*Source passage*.
+-------+

Strategy Maps

What are they?

A strategy map is a tool for visually displaying the position of a company or a line of business relative to competitors. Strategy maps generally place firms based on two or three dimensions that capture either critical elements driving consumer preferences or important attributes characterizing competition.

Why do we use them?

Strategy maps are useful visual tools to quickly communicate a large amount of information on a collection of firms. Arguably, there are four main ways a firm can position itself within a market, defined by the source of competitive advantage a firm pursues and the firm’s competitive scope within an industry.[i]

generic strategies

In general, there are two types of competitive advantage a firm can pursue: low cost or uniqueness. Using a low-cost strategy, a firm simply tries to have lower costs than the marginal producer in the industry. With the uniqueness strategy, a firm tries to persuade customers to pay more. A uniqueness strategy usually entails offering products of higher quality or with more features than other products in the marketplace.

Firms may choose to target a broader or narrower segment of the market. Broad-scope firms tend to deliver products and services that appeal to a wide number of these segments. They may do so by offering individual products and services with broad appeal or by offering a portfolio of products that cover the product space. For example, Henry Ford’s Model T automobile was built with a broad target market in mind: people who wanted a simple, affordable car. Alternatively, General Mills offers a broad array of cereals to try to appeal to each market segment.

On the opposite end of the spectrum are narrow strategies that target one or a few market segments. Porsche manufactures and sells high-end sports cars to a narrow segment of affluent automobile owners. Nature’s Path Organic sells healthy cereals to a narrower, environmentally and socially conscious consumer base.

+-------+

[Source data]
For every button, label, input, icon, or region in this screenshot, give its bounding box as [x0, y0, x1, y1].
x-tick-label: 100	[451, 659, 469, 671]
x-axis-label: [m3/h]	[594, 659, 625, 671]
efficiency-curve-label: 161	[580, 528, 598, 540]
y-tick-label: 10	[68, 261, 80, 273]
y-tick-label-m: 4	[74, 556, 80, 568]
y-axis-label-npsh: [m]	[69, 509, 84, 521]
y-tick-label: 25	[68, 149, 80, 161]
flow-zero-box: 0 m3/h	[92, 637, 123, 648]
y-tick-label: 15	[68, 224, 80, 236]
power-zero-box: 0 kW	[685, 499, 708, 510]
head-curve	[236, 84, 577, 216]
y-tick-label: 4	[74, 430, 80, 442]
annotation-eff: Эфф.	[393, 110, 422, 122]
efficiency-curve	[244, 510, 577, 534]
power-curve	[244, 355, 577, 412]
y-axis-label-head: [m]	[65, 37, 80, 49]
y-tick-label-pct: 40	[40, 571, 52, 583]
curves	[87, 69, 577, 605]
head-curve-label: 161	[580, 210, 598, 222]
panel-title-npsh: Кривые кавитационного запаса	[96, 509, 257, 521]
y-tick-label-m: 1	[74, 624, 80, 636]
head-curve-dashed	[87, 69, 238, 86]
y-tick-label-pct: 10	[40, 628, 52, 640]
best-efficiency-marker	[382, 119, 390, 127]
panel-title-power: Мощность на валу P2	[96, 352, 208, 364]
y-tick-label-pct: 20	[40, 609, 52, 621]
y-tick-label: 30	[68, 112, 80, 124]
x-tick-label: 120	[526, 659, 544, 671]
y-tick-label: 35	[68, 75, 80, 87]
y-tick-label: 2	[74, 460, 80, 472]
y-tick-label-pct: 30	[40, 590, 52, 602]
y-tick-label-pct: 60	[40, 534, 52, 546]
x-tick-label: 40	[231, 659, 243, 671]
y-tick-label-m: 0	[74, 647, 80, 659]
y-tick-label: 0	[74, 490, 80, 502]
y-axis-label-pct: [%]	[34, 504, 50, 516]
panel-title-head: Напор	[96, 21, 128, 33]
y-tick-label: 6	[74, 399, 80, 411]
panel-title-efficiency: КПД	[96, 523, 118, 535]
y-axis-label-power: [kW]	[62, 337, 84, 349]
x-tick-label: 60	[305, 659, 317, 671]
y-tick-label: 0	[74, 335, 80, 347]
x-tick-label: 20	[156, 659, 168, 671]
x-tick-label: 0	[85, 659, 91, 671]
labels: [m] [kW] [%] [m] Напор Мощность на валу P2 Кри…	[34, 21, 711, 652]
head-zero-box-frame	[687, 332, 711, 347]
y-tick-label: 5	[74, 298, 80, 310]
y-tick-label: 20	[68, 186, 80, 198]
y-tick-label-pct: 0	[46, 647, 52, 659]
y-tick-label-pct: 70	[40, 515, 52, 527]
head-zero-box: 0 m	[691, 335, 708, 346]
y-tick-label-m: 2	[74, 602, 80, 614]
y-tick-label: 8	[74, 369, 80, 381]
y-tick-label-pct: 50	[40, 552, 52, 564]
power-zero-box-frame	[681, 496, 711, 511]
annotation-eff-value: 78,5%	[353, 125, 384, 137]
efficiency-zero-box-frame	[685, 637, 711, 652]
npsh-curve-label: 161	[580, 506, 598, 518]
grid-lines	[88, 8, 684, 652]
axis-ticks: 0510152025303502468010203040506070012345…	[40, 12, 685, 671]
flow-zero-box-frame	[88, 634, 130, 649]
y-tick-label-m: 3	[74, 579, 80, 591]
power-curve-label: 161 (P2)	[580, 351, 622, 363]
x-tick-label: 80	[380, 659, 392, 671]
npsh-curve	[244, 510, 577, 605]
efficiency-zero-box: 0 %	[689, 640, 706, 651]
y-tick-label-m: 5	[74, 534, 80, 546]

+-------+

*Requirements*.
1 > In the strategy maps passage, restate as a short bulleted list the paragraph beginning "In general, there are two types of competitive advantage," keeping its main facts.
2 > Resume the strategy maps passage after its last sentence, which ends "environmentally and socially conscious consumer base."

*Task results*.
1 >
- A firm can pursue two types of competitive advantage: low cost or uniqueness.
- Under a low-cost strategy, a firm tries to have lower costs than the marginal producer in the industry.
- Under a uniqueness strategy, a firm tries to persuade customers to pay more.
- Uniqueness usually means offering products of higher quality or with more features than others in the marketplace.

2 >
These two dimensions, broad versus narrow and low cost versus unique, define four generic strategies:

Broad-scope, low-cost players are referred to as cost leaders. Walmart is a classic example of a company trying to appeal to a wide audience with the lowest-cost products. Cost leaders typically engage in aggressive cost-cutting, build market share to gain economies of scale, use low-cost inputs and labor, minimize overhead such as R&D, and invest in low-cost, state-of-the-art operations and continuous improvement initiatives.

Broad-scope, unique players are referred to as differentiated players. The Target Corporation is illustrative of this strategy. A mass-market retailer, it offers higher-quality products in a more refined setting (and at higher prices) than Walmart does. Differentiators often invest heavily in advertising to build brand awareness, develop innovative capabilities to stay on the cutting edge, and invest heavily in human resources and other ancillary activities.

On the narrow side, we have both focused, low-cost players and differentiated niche players. Kia entered the U.S. market as a focused, low-cost auto manufacturer — offering a narrow line of low-cost cars to a limited market. On the flip side, Tesla was a new entry into the U.S. automobile market with an electric-powered sports car — a higher-end vehicle costing over$100K and appealing to a narrow set of environmentalists and technophiles (not to mention celebrities).

Some firms pursue generic strategies that cross these boundaries. Toyota is a classic example of a company that has simultaneously attempted to be both low cost and high quality (i.e., unique). Some argue that firms do so at their own risk, however. More often than not, these firms get stuck in the middle — being neither the lowest-cost player nor all that differentiated in the market.

How do we do it?

Step 1. Select dimensions.

The first step in generating a strategy map is to determine the dimensions. Dimensions can be any factors that help define competition within an industry. These may be based on product styling, such as the conservative versus the sporty automobiles or luxury versus mass-market leather goods. They may be based on price. In other words, low versus high, or they may be based on capabilities or technologies common in the industry, such as microbrews versus mass-produced. Dimensions that capture basic competitive indicators may be used (e.g., revenues, market share or earnings).

Step 2. Assess dimensions.

The second step is to assess a firm or one of its product lines on each dimension. In the best case, this can be done quantitatively. For example, price is a dimension that is relatively straightforward to map. Other dimensions might require customer surveys or expert opinions to quantify and map, as when customer perceptions on quality or customers’ loyalty ratings are needed. As a last resort, analysts may elect to assess firms and businesses based on their intuition or knowledge of the industry.

Step 3. Create a map.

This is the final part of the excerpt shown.